- GIVEN TASK
All records below must be retyped exactly.

- GIVEN DATA
-- -- --

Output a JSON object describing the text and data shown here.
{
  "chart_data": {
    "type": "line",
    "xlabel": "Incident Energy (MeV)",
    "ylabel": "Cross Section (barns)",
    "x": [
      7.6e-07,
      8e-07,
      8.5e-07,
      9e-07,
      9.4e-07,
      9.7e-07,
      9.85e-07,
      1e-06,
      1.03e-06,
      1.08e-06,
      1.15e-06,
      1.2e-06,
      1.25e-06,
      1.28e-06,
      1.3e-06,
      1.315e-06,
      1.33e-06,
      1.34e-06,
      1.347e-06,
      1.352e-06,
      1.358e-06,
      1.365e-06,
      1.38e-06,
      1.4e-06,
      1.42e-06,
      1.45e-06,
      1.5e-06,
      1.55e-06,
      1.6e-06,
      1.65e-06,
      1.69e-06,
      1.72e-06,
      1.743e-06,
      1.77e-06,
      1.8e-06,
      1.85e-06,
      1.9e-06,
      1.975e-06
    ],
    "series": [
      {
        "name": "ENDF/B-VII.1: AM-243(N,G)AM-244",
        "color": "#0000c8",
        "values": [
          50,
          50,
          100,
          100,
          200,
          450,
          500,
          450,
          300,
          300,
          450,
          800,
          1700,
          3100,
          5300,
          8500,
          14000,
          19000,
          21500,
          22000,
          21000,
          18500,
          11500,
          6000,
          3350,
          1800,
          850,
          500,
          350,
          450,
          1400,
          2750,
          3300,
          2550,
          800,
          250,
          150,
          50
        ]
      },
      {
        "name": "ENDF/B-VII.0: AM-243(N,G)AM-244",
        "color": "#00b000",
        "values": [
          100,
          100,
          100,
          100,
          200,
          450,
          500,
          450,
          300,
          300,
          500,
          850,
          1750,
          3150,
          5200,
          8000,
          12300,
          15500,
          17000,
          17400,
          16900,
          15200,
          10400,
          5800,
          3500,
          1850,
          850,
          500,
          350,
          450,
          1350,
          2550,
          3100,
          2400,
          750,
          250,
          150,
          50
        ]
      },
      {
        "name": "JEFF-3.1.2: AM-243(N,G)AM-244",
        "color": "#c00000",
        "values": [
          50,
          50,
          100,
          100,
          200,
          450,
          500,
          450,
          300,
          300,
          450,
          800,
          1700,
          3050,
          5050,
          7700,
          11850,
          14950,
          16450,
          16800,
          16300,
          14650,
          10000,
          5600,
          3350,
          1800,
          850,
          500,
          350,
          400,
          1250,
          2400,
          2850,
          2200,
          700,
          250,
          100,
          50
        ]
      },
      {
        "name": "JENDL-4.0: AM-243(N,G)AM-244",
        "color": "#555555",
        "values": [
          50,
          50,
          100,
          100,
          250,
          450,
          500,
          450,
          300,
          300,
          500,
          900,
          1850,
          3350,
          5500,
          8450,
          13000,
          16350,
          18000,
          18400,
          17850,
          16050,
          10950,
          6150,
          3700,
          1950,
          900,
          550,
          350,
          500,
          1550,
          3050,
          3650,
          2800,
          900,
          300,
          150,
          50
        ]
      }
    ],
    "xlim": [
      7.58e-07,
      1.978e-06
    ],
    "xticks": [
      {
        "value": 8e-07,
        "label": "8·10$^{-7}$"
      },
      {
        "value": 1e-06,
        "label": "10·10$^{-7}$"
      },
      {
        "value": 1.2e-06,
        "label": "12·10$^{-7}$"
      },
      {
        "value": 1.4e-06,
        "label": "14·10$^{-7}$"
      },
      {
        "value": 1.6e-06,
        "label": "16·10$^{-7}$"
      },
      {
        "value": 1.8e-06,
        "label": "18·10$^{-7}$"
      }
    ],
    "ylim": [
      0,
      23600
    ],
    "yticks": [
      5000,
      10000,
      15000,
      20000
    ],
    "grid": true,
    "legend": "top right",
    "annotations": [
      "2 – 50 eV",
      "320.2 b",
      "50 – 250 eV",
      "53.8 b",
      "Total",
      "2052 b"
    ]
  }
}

-- -- --

- CORRECT OUTPUT
Output a JSON object describing the text and data shown here.
{
  "chart_data": {
    "type": "line",
    "xlabel": "Incident Energy (MeV)",
    "ylabel": "Cross Section (barns)",
    "x": [
      7.6e-07,
      8e-07,
      8.5e-07,
      9e-07,
      9.4e-07,
      9.7e-07,
      9.85e-07,
      1e-06,
      1.03e-06,
      1.08e-06,
      1.15e-06,
      1.2e-06,
      1.25e-06,
      1.28e-06,
      1.3e-06,
      1.315e-06,
      1.33e-06,
      1.34e-06,
      1.347e-06,
      1.352e-06,
      1.358e-06,
      1.365e-06,
      1.38e-06,
      1.4e-06,
      1.42e-06,
      1.45e-06,
      1.5e-06,
      1.55e-06,
      1.6e-06,
      1.65e-06,
      1.69e-06,
      1.72e-06,
      1.743e-06,
      1.77e-06,
      1.8e-06,
      1.85e-06,
      1.9e-06,
      1.975e-06
    ],
    "series": [
      {
        "name": "ENDF/B-VII.1: AM-243(N,G)AM-244",
        "color": "#0000c8",
        "values": [
          50,
          50,
          100,
          100,
          200,
          450,
          500,
          450,
          300,
          300,
          450,
          800,
          1700,
          3100,
          5300,
          8500,
          14000,
          19000,
          21500,
          22000,
          21000,
          18500,
          11500,
          6000,
          3350,
          1800,
          850,
          500,
          350,
          450,
          1400,
          2750,
          3300,
          2550,
          800,
          250,
          150,
          50
        ]
      },
      {
        "name": "ENDF/B-VII.0: AM-243(N,G)AM-244",
        "color": "#00b000",
        "values": [
          100,
          100,
          100,
          100,
          200,
          450,
          500,
          450,
          300,
          300,
          500,
          850,
          1750,
          3150,
          5200,
          8000,
          12300,
          15500,
          17000,
          17400,
          16900,
          15200,
          10400,
          5800,
          3500,
          1850,
          850,
          500,
          350,
          450,
          1350,
          2550,
          3100,
          2400,
          750,
          250,
          150,
          50
        ]
      },
      {
        "name": "JEFF-3.1.2: AM-243(N,G)AM-244",
        "color": "#c00000",
        "values": [
          50,
          50,
          100,
          100,
          200,
          450,
          500,
          450,
          300,
          300,
          450,
          800,
          1700,
          3050,
          5050,
          7700,
          11850,
          14950,
          16450,
          16800,
          16300,
          14650,
          10000,
          5600,
          3350,
          1800,
          850,
          500,
          350,
          400,
          1250,
          2400,
          2850,
          2200,
          700,
          250,
          100,
          50
        ]
      },
      {
        "name": "JENDL-4.0: AM-243(N,G)AM-244",
        "color": "#555555",
        "values": [
          50,
          50,
          100,
          100,
          250,
          450,
          500,
          450,
          300,
          300,
          500,
          900,
          1850,
          3350,
          5500,
          8450,
          13000,
          16350,
          18000,
          18400,
          17850,
          16050,
          10950,
          6150,
          3700,
          1950,
          900,
          550,
          350,
          500,
          1550,
          3050,
          3650,
          2800,
          900,
          300,
          150,
          50
        ]
      }
    ],
    "xlim": [
      7.58e-07,
      1.978e-06
    ],
    "xticks": [
      {
        "value": 8e-07,
        "label": "8·10$^{-7}$"
      },
      {
        "value": 1e-06,
        "label": "10·10$^{-7}$"
      },
      {
        "value": 1.2e-06,
        "label": "12·10$^{-7}$"
      },
      {
        "value": 1.4e-06,
        "label": "14·10$^{-7}$"
      },
      {
        "value": 1.6e-06,
        "label": "16·10$^{-7}$"
      },
      {
        "value": 1.8e-06,
        "label": "18·10$^{-7}$"
      }
    ],
    "ylim": [
      0,
      23600
    ],
    "yticks": [
      5000,
      10000,
      15000,
      20000
    ],
    "grid": true,
    "legend": "top right",
    "annotations": [
      "2 – 50 eV",
      "320.2 b",
      "50 – 250 eV",
      "53.8 b",
      "Total",
      "2052 b"
    ]
  }
}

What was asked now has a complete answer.